[Questions]:
- A) Decide whether each statement agrees with the CEQA passage. For each, answer yes or no and quote the words from the passage that settle it.
(i) The court holds that Guidelines section 15152(f)(3)(C) is invalid.
(ii) Under CEQA section 21065, only a direct physical change in the environment can make an activity a "project."
(iii) Guidelines section 15378(b)(5) gives the reorganization of a school district as an example of an activity excluded from the definition of "project."
- B) Write the next part of the CEQA passage, continuing its discussion of Guidelines section 15378(b)(5) after the quoted exclusion.

[Passage provided]:
----------------------------------------
We conclude that Guidelines section 15152(f)(3)(C) is inconsistent with controlling CEQA law and is therefore invalid.
7. Guidelines Section 15378(b)(5) Definition of Project: Organizational Activities Which Are Political or Not Physical Changes Excluded from Definition of "Project"
As noted, with certain exceptions, CEQA requires public agencies to prepare an EIR for any "project" they intend to carry out or approve which may have a significant effect on the environment.[67] Under CEQA section 21065, "`[project' means an activity which may cause either a direct physical change in the environment, or a reasonably foreseeable indirect physical change in the environment...."
Guidelines section 15378(b)(5) excludes from the definition of "project" the following:
"Organizational or administrative activities of governments which are political or which are not physical changes in the environment (such as the reorganization of a school district or detachment of park land)."
----------------------------------------
[Records shown]:
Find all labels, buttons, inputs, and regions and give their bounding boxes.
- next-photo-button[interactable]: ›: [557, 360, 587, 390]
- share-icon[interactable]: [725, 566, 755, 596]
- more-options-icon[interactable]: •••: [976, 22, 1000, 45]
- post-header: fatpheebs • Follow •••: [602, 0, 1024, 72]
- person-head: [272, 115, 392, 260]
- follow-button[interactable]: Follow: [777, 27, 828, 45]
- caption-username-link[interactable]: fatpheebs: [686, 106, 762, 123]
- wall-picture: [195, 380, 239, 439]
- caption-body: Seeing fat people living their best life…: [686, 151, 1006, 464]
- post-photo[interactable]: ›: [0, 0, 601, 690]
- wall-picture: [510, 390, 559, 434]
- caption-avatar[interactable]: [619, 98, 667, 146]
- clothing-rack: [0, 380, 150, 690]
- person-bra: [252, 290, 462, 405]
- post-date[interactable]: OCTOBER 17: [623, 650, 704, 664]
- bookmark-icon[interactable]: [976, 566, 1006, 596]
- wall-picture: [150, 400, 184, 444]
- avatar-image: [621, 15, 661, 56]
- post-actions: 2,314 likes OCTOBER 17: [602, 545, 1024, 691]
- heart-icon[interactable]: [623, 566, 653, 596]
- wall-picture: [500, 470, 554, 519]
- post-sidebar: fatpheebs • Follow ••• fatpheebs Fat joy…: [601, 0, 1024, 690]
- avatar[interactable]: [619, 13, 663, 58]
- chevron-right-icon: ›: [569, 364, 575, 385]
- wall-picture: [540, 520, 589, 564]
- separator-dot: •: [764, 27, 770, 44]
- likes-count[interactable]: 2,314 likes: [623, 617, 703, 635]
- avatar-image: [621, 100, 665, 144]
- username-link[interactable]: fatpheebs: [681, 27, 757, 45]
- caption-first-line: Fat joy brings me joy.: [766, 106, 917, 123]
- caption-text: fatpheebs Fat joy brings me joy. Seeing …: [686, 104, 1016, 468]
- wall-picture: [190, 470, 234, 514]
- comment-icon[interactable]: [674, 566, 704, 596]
----------------------------------------
[Answers for the tasks]:
- A)
(i) Yes: "is inconsistent with controlling CEQA law and is therefore invalid."
(ii) No: "or a reasonably foreseeable indirect physical change in the environment"
(iii) Yes: "(such as the reorganization of a school district or detachment of park land)"

- B)
There are two problems with this Guideline, one grammatical and one substantive.
The grammatical problem is with the use of the disjunctive "or." Under that disjunctive, governmental political activities of an organizational or administrative nature are excluded from the definition of "project" for CEQA purposes. This blanket exclusion cuts too broad a swath; in an Alice-In-Wonderland kind of way, it could arguably be stretched to encompass the very approval of a project. Even the proponent of this Guideline recognizes the impermissibly broad nature of this measure, noting that "[i]n order to qualify as exempt under [it], the organizational or administrative activities must be both political and ... not result in physical changes to the environment." (Italics in original.)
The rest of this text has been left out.